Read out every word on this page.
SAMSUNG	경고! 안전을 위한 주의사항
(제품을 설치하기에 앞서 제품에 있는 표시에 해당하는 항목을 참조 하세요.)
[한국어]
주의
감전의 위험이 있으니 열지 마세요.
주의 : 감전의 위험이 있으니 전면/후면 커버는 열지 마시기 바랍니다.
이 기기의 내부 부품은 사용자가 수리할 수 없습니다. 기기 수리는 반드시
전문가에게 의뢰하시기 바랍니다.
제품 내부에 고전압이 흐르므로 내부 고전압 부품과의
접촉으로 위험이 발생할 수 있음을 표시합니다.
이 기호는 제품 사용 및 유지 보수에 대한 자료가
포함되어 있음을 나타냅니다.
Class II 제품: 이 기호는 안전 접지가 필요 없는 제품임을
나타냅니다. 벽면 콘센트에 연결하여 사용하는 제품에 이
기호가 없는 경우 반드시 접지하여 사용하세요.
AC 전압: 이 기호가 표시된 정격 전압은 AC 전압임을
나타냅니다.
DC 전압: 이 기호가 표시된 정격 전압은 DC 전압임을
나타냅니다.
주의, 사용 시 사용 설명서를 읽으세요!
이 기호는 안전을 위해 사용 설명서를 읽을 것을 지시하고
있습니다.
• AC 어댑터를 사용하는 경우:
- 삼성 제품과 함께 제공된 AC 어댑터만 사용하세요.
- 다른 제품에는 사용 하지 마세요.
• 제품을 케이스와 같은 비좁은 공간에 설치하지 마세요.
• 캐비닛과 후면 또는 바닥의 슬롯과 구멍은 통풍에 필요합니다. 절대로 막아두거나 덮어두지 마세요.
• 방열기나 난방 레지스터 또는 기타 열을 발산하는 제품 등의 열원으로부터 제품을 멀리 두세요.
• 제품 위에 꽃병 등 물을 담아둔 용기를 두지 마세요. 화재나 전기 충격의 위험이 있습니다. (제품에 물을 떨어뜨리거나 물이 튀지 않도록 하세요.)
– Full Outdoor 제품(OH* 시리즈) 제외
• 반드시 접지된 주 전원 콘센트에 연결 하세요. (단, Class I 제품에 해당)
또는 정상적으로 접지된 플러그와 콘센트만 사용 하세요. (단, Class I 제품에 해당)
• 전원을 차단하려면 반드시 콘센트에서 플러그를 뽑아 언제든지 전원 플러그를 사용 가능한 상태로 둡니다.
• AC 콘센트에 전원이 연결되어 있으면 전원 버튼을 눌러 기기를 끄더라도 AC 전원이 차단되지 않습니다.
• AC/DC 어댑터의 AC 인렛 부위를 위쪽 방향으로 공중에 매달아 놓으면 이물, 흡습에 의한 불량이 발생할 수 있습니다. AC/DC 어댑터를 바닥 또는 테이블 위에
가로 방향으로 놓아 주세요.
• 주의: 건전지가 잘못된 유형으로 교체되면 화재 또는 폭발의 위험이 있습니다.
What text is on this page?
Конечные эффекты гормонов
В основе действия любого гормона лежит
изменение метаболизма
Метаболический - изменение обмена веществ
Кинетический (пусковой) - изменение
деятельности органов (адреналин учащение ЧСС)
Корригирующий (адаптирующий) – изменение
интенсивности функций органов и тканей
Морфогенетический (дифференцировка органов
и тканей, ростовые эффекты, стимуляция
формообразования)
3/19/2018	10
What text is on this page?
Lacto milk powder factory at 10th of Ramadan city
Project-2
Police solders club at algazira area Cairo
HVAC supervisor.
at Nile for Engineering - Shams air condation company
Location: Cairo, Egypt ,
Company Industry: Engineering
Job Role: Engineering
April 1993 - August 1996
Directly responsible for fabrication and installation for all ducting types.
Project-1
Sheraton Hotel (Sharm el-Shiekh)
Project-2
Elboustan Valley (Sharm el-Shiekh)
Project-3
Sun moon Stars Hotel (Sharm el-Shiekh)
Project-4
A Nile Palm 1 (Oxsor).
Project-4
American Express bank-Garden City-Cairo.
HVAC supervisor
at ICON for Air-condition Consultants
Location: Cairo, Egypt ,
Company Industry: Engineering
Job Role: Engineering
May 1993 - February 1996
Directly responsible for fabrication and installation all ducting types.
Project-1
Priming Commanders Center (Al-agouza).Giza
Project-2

**Work to complete:** Recopy the whole listing exactly.

**Answer to the task:**
Read out every word on this page.
SAMSUNG	경고! 안전을 위한 주의사항
(제품을 설치하기에 앞서 제품에 있는 표시에 해당하는 항목을 참조 하세요.)
[한국어]
주의
감전의 위험이 있으니 열지 마세요.
주의 : 감전의 위험이 있으니 전면/후면 커버는 열지 마시기 바랍니다.
이 기기의 내부 부품은 사용자가 수리할 수 없습니다. 기기 수리는 반드시
전문가에게 의뢰하시기 바랍니다.
제품 내부에 고전압이 흐르므로 내부 고전압 부품과의
접촉으로 위험이 발생할 수 있음을 표시합니다.
이 기호는 제품 사용 및 유지 보수에 대한 자료가
포함되어 있음을 나타냅니다.
Class II 제품: 이 기호는 안전 접지가 필요 없는 제품임을
나타냅니다. 벽면 콘센트에 연결하여 사용하는 제품에 이
기호가 없는 경우 반드시 접지하여 사용하세요.
AC 전압: 이 기호가 표시된 정격 전압은 AC 전압임을
나타냅니다.
DC 전압: 이 기호가 표시된 정격 전압은 DC 전압임을
나타냅니다.
주의, 사용 시 사용 설명서를 읽으세요!
이 기호는 안전을 위해 사용 설명서를 읽을 것을 지시하고
있습니다.
• AC 어댑터를 사용하는 경우:
- 삼성 제품과 함께 제공된 AC 어댑터만 사용하세요.
- 다른 제품에는 사용 하지 마세요.
• 제품을 케이스와 같은 비좁은 공간에 설치하지 마세요.
• 캐비닛과 후면 또는 바닥의 슬롯과 구멍은 통풍에 필요합니다. 절대로 막아두거나 덮어두지 마세요.
• 방열기나 난방 레지스터 또는 기타 열을 발산하는 제품 등의 열원으로부터 제품을 멀리 두세요.
• 제품 위에 꽃병 등 물을 담아둔 용기를 두지 마세요. 화재나 전기 충격의 위험이 있습니다. (제품에 물을 떨어뜨리거나 물이 튀지 않도록 하세요.)
– Full Outdoor 제품(OH* 시리즈) 제외
• 반드시 접지된 주 전원 콘센트에 연결 하세요. (단, Class I 제품에 해당)
또는 정상적으로 접지된 플러그와 콘센트만 사용 하세요. (단, Class I 제품에 해당)
• 전원을 차단하려면 반드시 콘센트에서 플러그를 뽑아 언제든지 전원 플러그를 사용 가능한 상태로 둡니다.
• AC 콘센트에 전원이 연결되어 있으면 전원 버튼을 눌러 기기를 끄더라도 AC 전원이 차단되지 않습니다.
• AC/DC 어댑터의 AC 인렛 부위를 위쪽 방향으로 공중에 매달아 놓으면 이물, 흡습에 의한 불량이 발생할 수 있습니다. AC/DC 어댑터를 바닥 또는 테이블 위에
가로 방향으로 놓아 주세요.
• 주의: 건전지가 잘못된 유형으로 교체되면 화재 또는 폭발의 위험이 있습니다.
What text is on this page?
Конечные эффекты гормонов
В основе действия любого гормона лежит
изменение метаболизма
Метаболический - изменение обмена веществ
Кинетический (пусковой) - изменение
деятельности органов (адреналин учащение ЧСС)
Корригирующий (адаптирующий) – изменение
интенсивности функций органов и тканей
Морфогенетический (дифференцировка органов
и тканей, ростовые эффекты, стимуляция
формообразования)
3/19/2018	10
What text is on this page?
Lacto milk powder factory at 10th of Ramadan city
Project-2
Police solders club at algazira area Cairo
HVAC supervisor.
at Nile for Engineering - Shams air condation company
Location: Cairo, Egypt ,
Company Industry: Engineering
Job Role: Engineering
April 1993 - August 1996
Directly responsible for fabrication and installation for all ducting types.
Project-1
Sheraton Hotel (Sharm el-Shiekh)
Project-2
Elboustan Valley (Sharm el-Shiekh)
Project-3
Sun moon Stars Hotel (Sharm el-Shiekh)
Project-4
A Nile Palm 1 (Oxsor).
Project-4
American Express bank-Garden City-Cairo.
HVAC supervisor
at ICON for Air-condition Consultants
Location: Cairo, Egypt ,
Company Industry: Engineering
Job Role: Engineering
May 1993 - February 1996
Directly responsible for fabrication and installation all ducting types.
Project-1
Priming Commanders Center (Al-agouza).Giza
Project-2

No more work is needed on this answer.